■ **Data in this exercise**
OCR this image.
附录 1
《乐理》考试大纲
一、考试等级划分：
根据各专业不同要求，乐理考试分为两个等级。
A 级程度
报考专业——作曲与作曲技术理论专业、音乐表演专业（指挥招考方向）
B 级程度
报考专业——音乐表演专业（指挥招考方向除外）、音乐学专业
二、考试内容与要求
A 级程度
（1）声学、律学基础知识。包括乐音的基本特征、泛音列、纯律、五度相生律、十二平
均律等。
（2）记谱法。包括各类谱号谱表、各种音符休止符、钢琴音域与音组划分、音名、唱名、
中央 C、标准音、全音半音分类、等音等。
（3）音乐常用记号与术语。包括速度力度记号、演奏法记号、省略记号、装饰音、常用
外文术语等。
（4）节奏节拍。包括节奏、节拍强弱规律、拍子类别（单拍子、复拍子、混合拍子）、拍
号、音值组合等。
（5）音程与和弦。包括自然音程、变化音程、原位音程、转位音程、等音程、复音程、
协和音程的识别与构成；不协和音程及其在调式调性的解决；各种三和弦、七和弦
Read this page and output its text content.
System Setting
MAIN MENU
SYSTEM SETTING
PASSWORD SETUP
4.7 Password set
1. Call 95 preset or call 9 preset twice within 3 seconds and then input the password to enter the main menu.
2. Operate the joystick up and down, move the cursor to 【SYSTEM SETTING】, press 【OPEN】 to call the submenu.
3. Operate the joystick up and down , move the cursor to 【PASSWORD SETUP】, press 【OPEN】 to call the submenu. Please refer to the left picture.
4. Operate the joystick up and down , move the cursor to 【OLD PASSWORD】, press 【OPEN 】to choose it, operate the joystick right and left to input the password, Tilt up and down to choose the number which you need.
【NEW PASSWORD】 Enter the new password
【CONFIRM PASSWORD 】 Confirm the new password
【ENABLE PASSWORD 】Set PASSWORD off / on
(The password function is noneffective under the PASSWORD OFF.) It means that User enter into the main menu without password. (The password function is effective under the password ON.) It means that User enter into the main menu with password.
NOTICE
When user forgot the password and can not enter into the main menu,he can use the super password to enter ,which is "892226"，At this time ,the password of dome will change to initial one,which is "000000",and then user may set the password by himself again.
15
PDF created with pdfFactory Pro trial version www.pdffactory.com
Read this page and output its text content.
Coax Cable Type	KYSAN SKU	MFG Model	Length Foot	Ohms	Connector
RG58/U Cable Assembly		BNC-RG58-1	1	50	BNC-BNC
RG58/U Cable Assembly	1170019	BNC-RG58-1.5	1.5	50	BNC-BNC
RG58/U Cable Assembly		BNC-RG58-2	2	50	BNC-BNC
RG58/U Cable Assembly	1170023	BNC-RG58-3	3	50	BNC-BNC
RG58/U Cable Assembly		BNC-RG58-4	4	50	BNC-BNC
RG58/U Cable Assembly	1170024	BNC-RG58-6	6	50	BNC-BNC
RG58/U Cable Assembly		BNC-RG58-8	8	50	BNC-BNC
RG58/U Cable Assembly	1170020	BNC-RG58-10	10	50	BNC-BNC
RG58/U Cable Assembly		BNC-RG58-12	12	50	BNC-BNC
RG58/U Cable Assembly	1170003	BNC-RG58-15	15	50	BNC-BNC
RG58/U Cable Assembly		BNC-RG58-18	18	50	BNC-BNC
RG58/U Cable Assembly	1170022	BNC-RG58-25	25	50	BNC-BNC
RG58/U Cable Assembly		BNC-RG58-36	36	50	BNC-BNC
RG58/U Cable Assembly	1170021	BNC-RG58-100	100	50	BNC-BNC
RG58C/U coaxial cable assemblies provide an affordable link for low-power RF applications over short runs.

■ **Task description**
Set down the listing above in full, please, exactly as it appears.

■ **Result of the task**
OCR this image.
附录 1
《乐理》考试大纲
一、考试等级划分：
根据各专业不同要求，乐理考试分为两个等级。
A 级程度
报考专业——作曲与作曲技术理论专业、音乐表演专业（指挥招考方向）
B 级程度
报考专业——音乐表演专业（指挥招考方向除外）、音乐学专业
二、考试内容与要求
A 级程度
（1）声学、律学基础知识。包括乐音的基本特征、泛音列、纯律、五度相生律、十二平
均律等。
（2）记谱法。包括各类谱号谱表、各种音符休止符、钢琴音域与音组划分、音名、唱名、
中央 C、标准音、全音半音分类、等音等。
（3）音乐常用记号与术语。包括速度力度记号、演奏法记号、省略记号、装饰音、常用
外文术语等。
（4）节奏节拍。包括节奏、节拍强弱规律、拍子类别（单拍子、复拍子、混合拍子）、拍
号、音值组合等。
（5）音程与和弦。包括自然音程、变化音程、原位音程、转位音程、等音程、复音程、
协和音程的识别与构成；不协和音程及其在调式调性的解决；各种三和弦、七和弦
Read this page and output its text content.
System Setting
MAIN MENU
SYSTEM SETTING
PASSWORD SETUP
4.7 Password set
1. Call 95 preset or call 9 preset twice within 3 seconds and then input the password to enter the main menu.
2. Operate the joystick up and down, move the cursor to 【SYSTEM SETTING】, press 【OPEN】 to call the submenu.
3. Operate the joystick up and down , move the cursor to 【PASSWORD SETUP】, press 【OPEN】 to call the submenu. Please refer to the left picture.
4. Operate the joystick up and down , move the cursor to 【OLD PASSWORD】, press 【OPEN 】to choose it, operate the joystick right and left to input the password, Tilt up and down to choose the number which you need.
【NEW PASSWORD】 Enter the new password
【CONFIRM PASSWORD 】 Confirm the new password
【ENABLE PASSWORD 】Set PASSWORD off / on
(The password function is noneffective under the PASSWORD OFF.) It means that User enter into the main menu without password. (The password function is effective under the password ON.) It means that User enter into the main menu with password.
NOTICE
When user forgot the password and can not enter into the main menu,he can use the super password to enter ,which is "892226"，At this time ,the password of dome will change to initial one,which is "000000",and then user may set the password by himself again.
15
PDF created with pdfFactory Pro trial version www.pdffactory.com
Read this page and output its text content.
Coax Cable Type	KYSAN SKU	MFG Model	Length Foot	Ohms	Connector
RG58/U Cable Assembly		BNC-RG58-1	1	50	BNC-BNC
RG58/U Cable Assembly	1170019	BNC-RG58-1.5	1.5	50	BNC-BNC
RG58/U Cable Assembly		BNC-RG58-2	2	50	BNC-BNC
RG58/U Cable Assembly	1170023	BNC-RG58-3	3	50	BNC-BNC
RG58/U Cable Assembly		BNC-RG58-4	4	50	BNC-BNC
RG58/U Cable Assembly	1170024	BNC-RG58-6	6	50	BNC-BNC
RG58/U Cable Assembly		BNC-RG58-8	8	50	BNC-BNC
RG58/U Cable Assembly	1170020	BNC-RG58-10	10	50	BNC-BNC
RG58/U Cable Assembly		BNC-RG58-12	12	50	BNC-BNC
RG58/U Cable Assembly	1170003	BNC-RG58-15	15	50	BNC-BNC
RG58/U Cable Assembly		BNC-RG58-18	18	50	BNC-BNC
RG58/U Cable Assembly	1170022	BNC-RG58-25	25	50	BNC-BNC
RG58/U Cable Assembly		BNC-RG58-36	36	50	BNC-BNC
RG58/U Cable Assembly	1170021	BNC-RG58-100	100	50	BNC-BNC
RG58C/U coaxial cable assemblies provide an affordable link for low-power RF applications over short runs.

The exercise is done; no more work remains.